Written task:
Repeat the entries below exactly as they appear, with no pictures.

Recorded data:
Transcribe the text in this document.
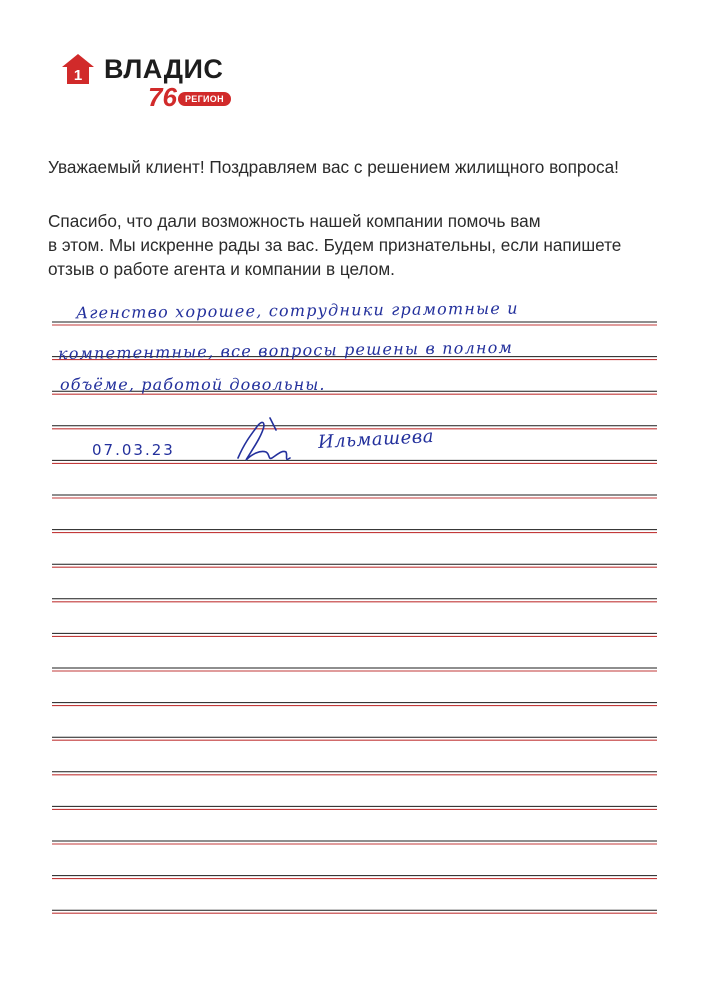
1 ВЛАДИС
76 РЕГИОН
Уважаемый клиент! Поздравляем вас с решением жилищного вопроса!

Спасибо, что дали возможность нашей компании помочь вам

в этом. Мы искренне рады за вас. Будем признательны, если напишете

отзыв о работе агента и компании в целом.

Агенство хорошее, сотрудники грамотные и
компетентные, все вопросы решены в полном
объёме, работой довольны.
07.03.23	Ильмашева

Reply:
Transcribe the text in this document.
1 ВЛАДИС
76 РЕГИОН
Уважаемый клиент! Поздравляем вас с решением жилищного вопроса!

Спасибо, что дали возможность нашей компании помочь вам

в этом. Мы искренне рады за вас. Будем признательны, если напишете

отзыв о работе агента и компании в целом.

Агенство хорошее, сотрудники грамотные и
компетентные, все вопросы решены в полном
объёме, работой довольны.
07.03.23	Ильмашева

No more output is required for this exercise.